Directive
Count the lines below that contain the word "police", and reply with only that number.

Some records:
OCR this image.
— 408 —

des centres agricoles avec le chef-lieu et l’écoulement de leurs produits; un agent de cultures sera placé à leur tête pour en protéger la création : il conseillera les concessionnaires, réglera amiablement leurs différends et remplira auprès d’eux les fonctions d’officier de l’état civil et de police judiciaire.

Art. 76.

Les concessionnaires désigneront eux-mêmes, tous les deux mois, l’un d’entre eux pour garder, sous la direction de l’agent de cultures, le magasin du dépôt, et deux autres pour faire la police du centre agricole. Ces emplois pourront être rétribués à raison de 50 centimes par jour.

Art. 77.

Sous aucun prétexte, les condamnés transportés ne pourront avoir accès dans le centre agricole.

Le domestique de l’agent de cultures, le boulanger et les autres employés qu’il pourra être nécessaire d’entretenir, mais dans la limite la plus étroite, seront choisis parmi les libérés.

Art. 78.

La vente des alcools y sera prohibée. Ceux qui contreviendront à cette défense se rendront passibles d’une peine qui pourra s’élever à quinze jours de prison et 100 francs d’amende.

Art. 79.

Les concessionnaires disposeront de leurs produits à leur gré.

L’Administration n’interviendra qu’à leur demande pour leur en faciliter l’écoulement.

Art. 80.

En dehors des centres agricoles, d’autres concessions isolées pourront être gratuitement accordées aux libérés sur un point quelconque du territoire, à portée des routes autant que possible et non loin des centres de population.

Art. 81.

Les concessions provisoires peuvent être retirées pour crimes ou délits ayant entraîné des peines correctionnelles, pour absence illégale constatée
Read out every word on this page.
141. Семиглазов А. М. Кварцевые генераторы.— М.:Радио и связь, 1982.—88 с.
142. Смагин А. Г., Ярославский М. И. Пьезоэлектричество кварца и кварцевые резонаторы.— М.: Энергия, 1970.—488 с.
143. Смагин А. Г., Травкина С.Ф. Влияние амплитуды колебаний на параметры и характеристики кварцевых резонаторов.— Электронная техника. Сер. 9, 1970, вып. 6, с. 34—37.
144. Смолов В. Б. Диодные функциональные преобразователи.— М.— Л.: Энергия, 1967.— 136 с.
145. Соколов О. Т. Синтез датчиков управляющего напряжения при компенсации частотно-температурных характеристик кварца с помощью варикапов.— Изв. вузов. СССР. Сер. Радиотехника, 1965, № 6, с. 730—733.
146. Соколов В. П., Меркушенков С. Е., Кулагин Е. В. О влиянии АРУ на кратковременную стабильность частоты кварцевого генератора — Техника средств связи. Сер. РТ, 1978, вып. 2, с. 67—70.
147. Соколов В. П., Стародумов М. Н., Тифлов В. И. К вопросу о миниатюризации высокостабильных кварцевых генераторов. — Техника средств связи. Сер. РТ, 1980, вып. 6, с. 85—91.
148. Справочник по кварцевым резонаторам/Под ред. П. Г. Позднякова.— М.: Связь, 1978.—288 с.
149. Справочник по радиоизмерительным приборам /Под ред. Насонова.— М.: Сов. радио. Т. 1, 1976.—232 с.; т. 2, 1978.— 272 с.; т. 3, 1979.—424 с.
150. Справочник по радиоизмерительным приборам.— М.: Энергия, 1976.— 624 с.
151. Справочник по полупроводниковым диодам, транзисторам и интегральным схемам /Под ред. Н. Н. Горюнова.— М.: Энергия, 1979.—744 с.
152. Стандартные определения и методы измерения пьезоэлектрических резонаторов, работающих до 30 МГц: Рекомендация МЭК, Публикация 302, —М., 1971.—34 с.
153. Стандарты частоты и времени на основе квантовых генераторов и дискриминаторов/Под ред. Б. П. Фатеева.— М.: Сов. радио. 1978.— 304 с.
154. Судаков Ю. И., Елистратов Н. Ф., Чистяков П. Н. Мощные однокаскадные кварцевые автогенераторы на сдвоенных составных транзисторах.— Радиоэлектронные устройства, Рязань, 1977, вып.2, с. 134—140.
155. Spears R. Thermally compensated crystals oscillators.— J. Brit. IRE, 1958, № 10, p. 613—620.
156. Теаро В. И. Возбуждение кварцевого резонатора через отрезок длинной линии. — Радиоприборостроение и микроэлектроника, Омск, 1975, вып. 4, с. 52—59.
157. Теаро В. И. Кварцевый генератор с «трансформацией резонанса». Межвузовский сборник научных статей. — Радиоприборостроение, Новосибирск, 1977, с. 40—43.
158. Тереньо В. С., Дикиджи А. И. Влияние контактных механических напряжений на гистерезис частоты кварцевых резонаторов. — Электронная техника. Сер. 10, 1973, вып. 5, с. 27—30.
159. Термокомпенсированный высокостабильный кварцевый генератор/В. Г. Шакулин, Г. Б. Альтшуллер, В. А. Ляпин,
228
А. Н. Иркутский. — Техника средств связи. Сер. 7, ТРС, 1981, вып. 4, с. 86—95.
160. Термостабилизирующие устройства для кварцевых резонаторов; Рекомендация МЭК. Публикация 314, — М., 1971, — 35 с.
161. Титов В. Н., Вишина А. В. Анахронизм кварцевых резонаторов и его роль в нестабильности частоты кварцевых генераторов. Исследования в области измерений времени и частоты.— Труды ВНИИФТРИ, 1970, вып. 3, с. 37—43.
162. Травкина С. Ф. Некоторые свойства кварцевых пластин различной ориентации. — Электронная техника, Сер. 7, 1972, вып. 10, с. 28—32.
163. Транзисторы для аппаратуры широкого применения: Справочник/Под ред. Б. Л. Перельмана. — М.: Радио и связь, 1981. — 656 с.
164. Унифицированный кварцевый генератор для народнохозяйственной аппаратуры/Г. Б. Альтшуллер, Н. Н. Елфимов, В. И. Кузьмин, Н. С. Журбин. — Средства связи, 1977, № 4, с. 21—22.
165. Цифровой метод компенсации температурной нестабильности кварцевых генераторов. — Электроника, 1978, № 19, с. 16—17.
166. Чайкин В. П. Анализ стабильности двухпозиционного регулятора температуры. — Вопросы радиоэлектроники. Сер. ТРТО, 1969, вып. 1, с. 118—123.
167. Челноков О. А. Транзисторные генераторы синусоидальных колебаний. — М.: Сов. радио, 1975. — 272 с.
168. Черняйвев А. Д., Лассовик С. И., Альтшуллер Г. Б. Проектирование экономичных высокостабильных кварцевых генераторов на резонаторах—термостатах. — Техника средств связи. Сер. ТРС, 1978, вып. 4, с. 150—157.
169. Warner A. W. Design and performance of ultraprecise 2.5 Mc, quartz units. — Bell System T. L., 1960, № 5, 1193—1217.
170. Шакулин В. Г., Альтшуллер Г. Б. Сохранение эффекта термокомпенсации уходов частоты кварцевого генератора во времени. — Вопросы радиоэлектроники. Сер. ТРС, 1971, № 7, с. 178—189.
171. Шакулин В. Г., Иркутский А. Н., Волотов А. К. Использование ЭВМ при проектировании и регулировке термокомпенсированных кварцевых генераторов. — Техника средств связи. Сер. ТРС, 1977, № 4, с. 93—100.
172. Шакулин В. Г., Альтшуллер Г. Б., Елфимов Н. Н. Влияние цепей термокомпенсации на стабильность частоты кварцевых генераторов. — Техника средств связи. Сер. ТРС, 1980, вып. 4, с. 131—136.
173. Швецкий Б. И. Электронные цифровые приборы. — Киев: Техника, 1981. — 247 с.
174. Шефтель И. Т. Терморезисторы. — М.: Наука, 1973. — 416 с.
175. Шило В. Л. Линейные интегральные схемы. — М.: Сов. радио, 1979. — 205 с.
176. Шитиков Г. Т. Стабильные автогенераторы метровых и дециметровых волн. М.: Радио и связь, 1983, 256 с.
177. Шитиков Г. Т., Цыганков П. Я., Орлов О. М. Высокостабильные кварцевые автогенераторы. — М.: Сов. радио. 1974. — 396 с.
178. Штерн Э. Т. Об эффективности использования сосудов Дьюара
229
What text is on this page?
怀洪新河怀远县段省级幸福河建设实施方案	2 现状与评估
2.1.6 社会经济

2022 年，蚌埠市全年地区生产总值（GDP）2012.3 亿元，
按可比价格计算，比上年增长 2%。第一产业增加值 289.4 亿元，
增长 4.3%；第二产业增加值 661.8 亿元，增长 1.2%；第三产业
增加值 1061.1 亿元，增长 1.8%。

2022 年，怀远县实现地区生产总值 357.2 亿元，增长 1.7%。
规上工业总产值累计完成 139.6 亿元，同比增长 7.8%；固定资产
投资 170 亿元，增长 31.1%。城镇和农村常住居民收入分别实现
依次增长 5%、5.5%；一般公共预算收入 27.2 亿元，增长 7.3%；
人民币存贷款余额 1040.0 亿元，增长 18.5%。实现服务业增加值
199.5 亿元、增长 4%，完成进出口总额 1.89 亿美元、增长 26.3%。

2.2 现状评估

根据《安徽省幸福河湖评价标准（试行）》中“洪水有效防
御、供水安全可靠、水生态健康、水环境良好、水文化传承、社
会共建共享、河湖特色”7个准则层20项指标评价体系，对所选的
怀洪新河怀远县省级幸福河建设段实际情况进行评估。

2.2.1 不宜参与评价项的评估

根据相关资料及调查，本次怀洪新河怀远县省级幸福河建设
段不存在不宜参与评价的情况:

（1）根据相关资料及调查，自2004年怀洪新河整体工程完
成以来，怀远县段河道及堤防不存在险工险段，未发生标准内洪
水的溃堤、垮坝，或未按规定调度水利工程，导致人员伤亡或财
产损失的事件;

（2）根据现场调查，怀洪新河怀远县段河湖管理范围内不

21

Solution below
2